* Start *

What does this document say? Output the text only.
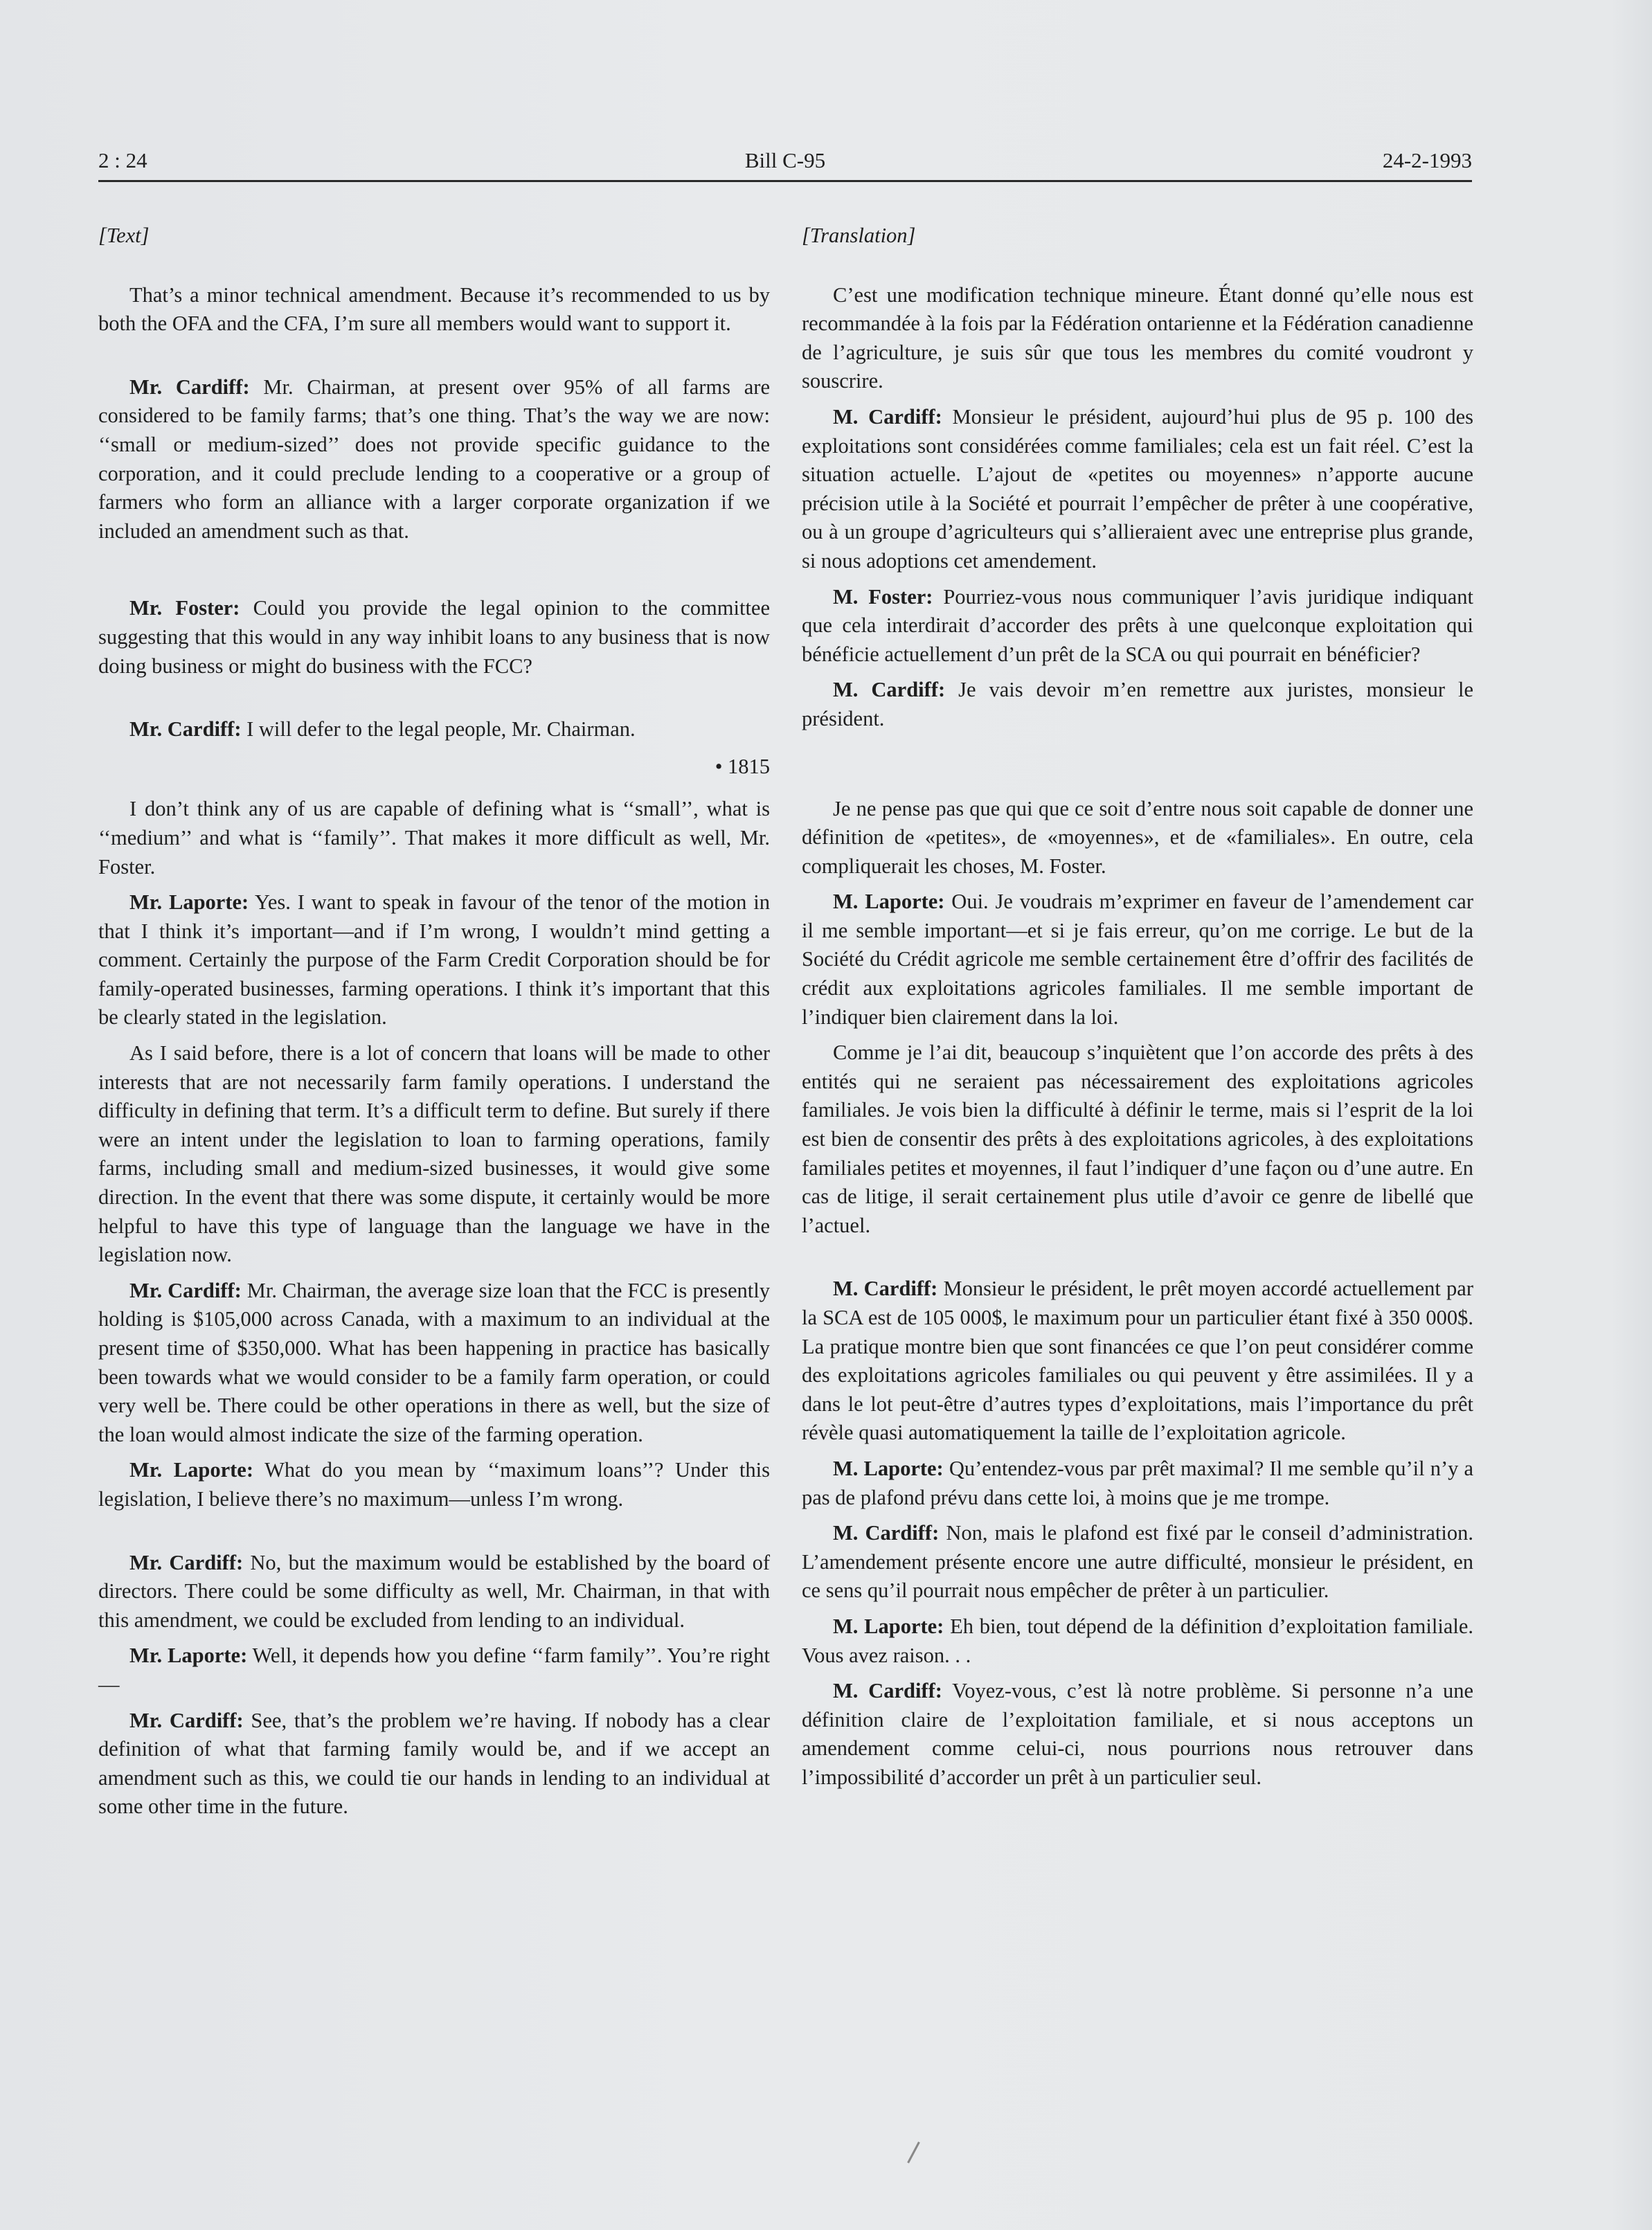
2 : 24	Bill C-95	24-2-1993
[Text]

That’s a minor technical amendment. Because it’s recommended to us by both the OFA and the CFA, I’m sure all members would want to support it.

Mr. Cardiff: Mr. Chairman, at present over 95% of all farms are considered to be family farms; that’s one thing. That’s the way we are now: ‘‘small or medium-sized’’ does not provide specific guidance to the corporation, and it could preclude lending to a cooperative or a group of farmers who form an alliance with a larger corporate organization if we included an amendment such as that.

Mr. Foster: Could you provide the legal opinion to the committee suggesting that this would in any way inhibit loans to any business that is now doing business or might do business with the FCC?

Mr. Cardiff: I will defer to the legal people, Mr. Chairman.

• 1815

I don’t think any of us are capable of defining what is ‘‘small’’, what is ‘‘medium’’ and what is ‘‘family’’. That makes it more difficult as well, Mr. Foster.

Mr. Laporte: Yes. I want to speak in favour of the tenor of the motion in that I think it’s important—and if I’m wrong, I wouldn’t mind getting a comment. Certainly the purpose of the Farm Credit Corporation should be for family-operated businesses, farming operations. I think it’s important that this be clearly stated in the legislation.

As I said before, there is a lot of concern that loans will be made to other interests that are not necessarily farm family operations. I understand the difficulty in defining that term. It’s a difficult term to define. But surely if there were an intent under the legislation to loan to farming operations, family farms, including small and medium-sized businesses, it would give some direction. In the event that there was some dispute, it certainly would be more helpful to have this type of language than the language we have in the legislation now.

Mr. Cardiff: Mr. Chairman, the average size loan that the FCC is presently holding is $105,000 across Canada, with a maximum to an individual at the present time of $350,000. What has been happening in practice has basically been towards what we would consider to be a family farm operation, or could very well be. There could be other operations in there as well, but the size of the loan would almost indicate the size of the farming operation.

Mr. Laporte: What do you mean by ‘‘maximum loans’’? Under this legislation, I believe there’s no maximum—unless I’m wrong.

Mr. Cardiff: No, but the maximum would be established by the board of directors. There could be some difficulty as well, Mr. Chairman, in that with this amendment, we could be excluded from lending to an individual.

Mr. Laporte: Well, it depends how you define ‘‘farm family’’. You’re right—

Mr. Cardiff: See, that’s the problem we’re having. If nobody has a clear definition of what that farming family would be, and if we accept an amendment such as this, we could tie our hands in lending to an individual at some other time in the future.

[Translation]

C’est une modification technique mineure. Étant donné qu’elle nous est recommandée à la fois par la Fédération ontarienne et la Fédération canadienne de l’agriculture, je suis sûr que tous les membres du comité voudront y souscrire.

M. Cardiff: Monsieur le président, aujourd’hui plus de 95 p. 100 des exploitations sont considérées comme familiales; cela est un fait réel. C’est la situation actuelle. L’ajout de «petites ou moyennes» n’apporte aucune précision utile à la Société et pourrait l’empêcher de prêter à une coopérative, ou à un groupe d’agriculteurs qui s’allieraient avec une entreprise plus grande, si nous adoptions cet amendement.

M. Foster: Pourriez-vous nous communiquer l’avis juridique indiquant que cela interdirait d’accorder des prêts à une quelconque exploitation qui bénéficie actuellement d’un prêt de la SCA ou qui pourrait en bénéficier?

M. Cardiff: Je vais devoir m’en remettre aux juristes, monsieur le président.

Je ne pense pas que qui que ce soit d’entre nous soit capable de donner une définition de «petites», de «moyennes», et de «familiales». En outre, cela compliquerait les choses, M. Foster.

M. Laporte: Oui. Je voudrais m’exprimer en faveur de l’amendement car il me semble important—et si je fais erreur, qu’on me corrige. Le but de la Société du Crédit agricole me semble certainement être d’offrir des facilités de crédit aux exploitations agricoles familiales. Il me semble important de l’indiquer bien clairement dans la loi.

Comme je l’ai dit, beaucoup s’inquiètent que l’on accorde des prêts à des entités qui ne seraient pas nécessairement des exploitations agricoles familiales. Je vois bien la difficulté à définir le terme, mais si l’esprit de la loi est bien de consentir des prêts à des exploitations agricoles, à des exploitations familiales petites et moyennes, il faut l’indiquer d’une façon ou d’une autre. En cas de litige, il serait certainement plus utile d’avoir ce genre de libellé que l’actuel.

M. Cardiff: Monsieur le président, le prêt moyen accordé actuellement par la SCA est de 105 000$, le maximum pour un particulier étant fixé à 350 000$. La pratique montre bien que sont financées ce que l’on peut considérer comme des exploitations agricoles familiales ou qui peuvent y être assimilées. Il y a dans le lot peut-être d’autres types d’exploitations, mais l’importance du prêt révèle quasi automatiquement la taille de l’exploitation agricole.

M. Laporte: Qu’entendez-vous par prêt maximal? Il me semble qu’il n’y a pas de plafond prévu dans cette loi, à moins que je me trompe.

M. Cardiff: Non, mais le plafond est fixé par le conseil d’administration. L’amendement présente encore une autre difficulté, monsieur le président, en ce sens qu’il pourrait nous empêcher de prêter à un particulier.

M. Laporte: Eh bien, tout dépend de la définition d’exploitation familiale. Vous avez raison. . .

M. Cardiff: Voyez-vous, c’est là notre problème. Si personne n’a une définition claire de l’exploitation familiale, et si nous acceptons un amendement comme celui-ci, nous pourrions nous retrouver dans l’impossibilité d’accorder un prêt à un particulier seul.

* End *

■ Brief
Count every line in the preceding entries where the string "legal" appears, then state only the total.

■ Solution to this problem
2